-- Begin --
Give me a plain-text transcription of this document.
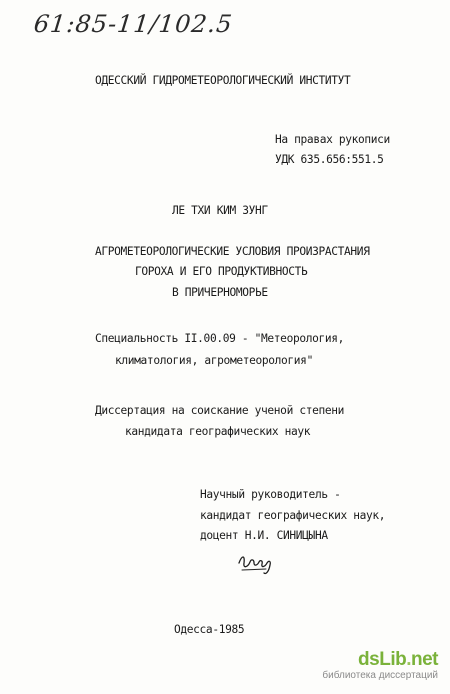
61:85-11/102.5
ОДЕССКИЙ ГИДРОМЕТЕОРОЛОГИЧЕСКИЙ ИНСТИТУТ
На правах рукописи
УДК 635.656:551.5
ЛЕ ТХИ КИМ ЗУНГ
АГРОМЕТЕОРОЛОГИЧЕСКИЕ УСЛОВИЯ ПРОИЗРАСТАНИЯ
ГОРОХА И ЕГО ПРОДУКТИВНОСТЬ
В ПРИЧЕРНОМОРЬЕ
Специальность II.00.09 - "Метеорология,
климатология, агрометеорология"
Диссертация на соискание ученой степени
кандидата географических наук
Научный руководитель -
кандидат географических наук,
доцент Н.И. СИНИЦЫНА
Одесса-1985
dsLib.net
библиотека диссертаций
-- End --
> WHAT IS ASKED:
Your reply is one number: how many lines of the records above contain the word "наук".

> SOLUTION:
2